--- OBJECTIVE ---
Your task is to transcribe all the entries exactly, excluding pictures.

Dataset entries:
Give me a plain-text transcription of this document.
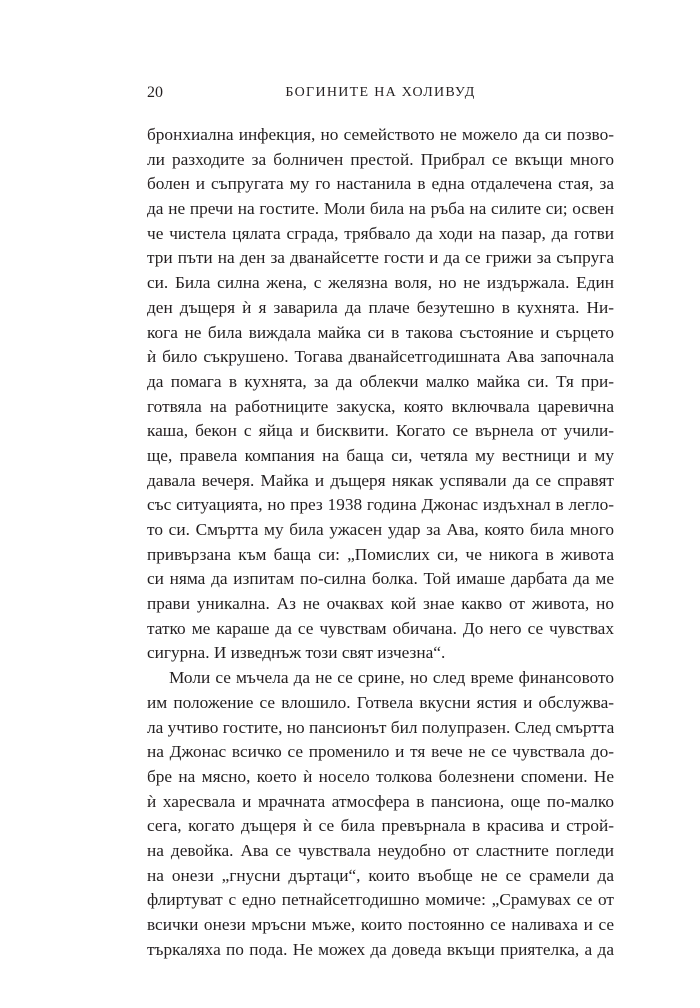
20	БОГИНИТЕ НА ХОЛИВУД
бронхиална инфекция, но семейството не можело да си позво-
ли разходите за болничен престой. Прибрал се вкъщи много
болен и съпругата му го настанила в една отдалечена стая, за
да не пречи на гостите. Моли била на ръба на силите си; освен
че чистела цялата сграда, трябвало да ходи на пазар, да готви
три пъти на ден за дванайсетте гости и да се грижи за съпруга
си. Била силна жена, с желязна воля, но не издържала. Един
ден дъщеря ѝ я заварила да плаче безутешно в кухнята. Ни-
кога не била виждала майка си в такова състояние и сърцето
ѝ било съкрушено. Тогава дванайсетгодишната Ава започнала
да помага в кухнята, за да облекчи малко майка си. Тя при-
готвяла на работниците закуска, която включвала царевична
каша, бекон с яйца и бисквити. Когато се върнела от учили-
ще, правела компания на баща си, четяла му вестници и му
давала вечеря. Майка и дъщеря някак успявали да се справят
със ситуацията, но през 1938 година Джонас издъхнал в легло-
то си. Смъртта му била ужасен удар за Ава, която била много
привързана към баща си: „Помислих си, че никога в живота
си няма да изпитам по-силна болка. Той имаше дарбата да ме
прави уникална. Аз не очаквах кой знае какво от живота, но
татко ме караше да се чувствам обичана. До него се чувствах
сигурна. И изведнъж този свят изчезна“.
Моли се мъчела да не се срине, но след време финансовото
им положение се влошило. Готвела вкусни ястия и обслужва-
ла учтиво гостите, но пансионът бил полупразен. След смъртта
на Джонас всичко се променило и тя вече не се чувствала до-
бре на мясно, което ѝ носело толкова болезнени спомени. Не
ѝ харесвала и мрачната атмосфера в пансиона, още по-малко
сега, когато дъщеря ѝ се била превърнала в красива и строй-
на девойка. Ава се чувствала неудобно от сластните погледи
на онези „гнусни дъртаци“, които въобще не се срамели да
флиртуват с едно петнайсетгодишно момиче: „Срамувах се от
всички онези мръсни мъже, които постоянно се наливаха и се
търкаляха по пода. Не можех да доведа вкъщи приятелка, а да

--- TASK OUTPUT ---
Give me a plain-text transcription of this document.
20	БОГИНИТЕ НА ХОЛИВУД
бронхиална инфекция, но семейството не можело да си позво-
ли разходите за болничен престой. Прибрал се вкъщи много
болен и съпругата му го настанила в една отдалечена стая, за
да не пречи на гостите. Моли била на ръба на силите си; освен
че чистела цялата сграда, трябвало да ходи на пазар, да готви
три пъти на ден за дванайсетте гости и да се грижи за съпруга
си. Била силна жена, с желязна воля, но не издържала. Един
ден дъщеря ѝ я заварила да плаче безутешно в кухнята. Ни-
кога не била виждала майка си в такова състояние и сърцето
ѝ било съкрушено. Тогава дванайсетгодишната Ава започнала
да помага в кухнята, за да облекчи малко майка си. Тя при-
готвяла на работниците закуска, която включвала царевична
каша, бекон с яйца и бисквити. Когато се върнела от учили-
ще, правела компания на баща си, четяла му вестници и му
давала вечеря. Майка и дъщеря някак успявали да се справят
със ситуацията, но през 1938 година Джонас издъхнал в легло-
то си. Смъртта му била ужасен удар за Ава, която била много
привързана към баща си: „Помислих си, че никога в живота
си няма да изпитам по-силна болка. Той имаше дарбата да ме
прави уникална. Аз не очаквах кой знае какво от живота, но
татко ме караше да се чувствам обичана. До него се чувствах
сигурна. И изведнъж този свят изчезна“.
Моли се мъчела да не се срине, но след време финансовото
им положение се влошило. Готвела вкусни ястия и обслужва-
ла учтиво гостите, но пансионът бил полупразен. След смъртта
на Джонас всичко се променило и тя вече не се чувствала до-
бре на мясно, което ѝ носело толкова болезнени спомени. Не
ѝ харесвала и мрачната атмосфера в пансиона, още по-малко
сега, когато дъщеря ѝ се била превърнала в красива и строй-
на девойка. Ава се чувствала неудобно от сластните погледи
на онези „гнусни дъртаци“, които въобще не се срамели да
флиртуват с едно петнайсетгодишно момиче: „Срамувах се от
всички онези мръсни мъже, които постоянно се наливаха и се
търкаляха по пода. Не можех да доведа вкъщи приятелка, а да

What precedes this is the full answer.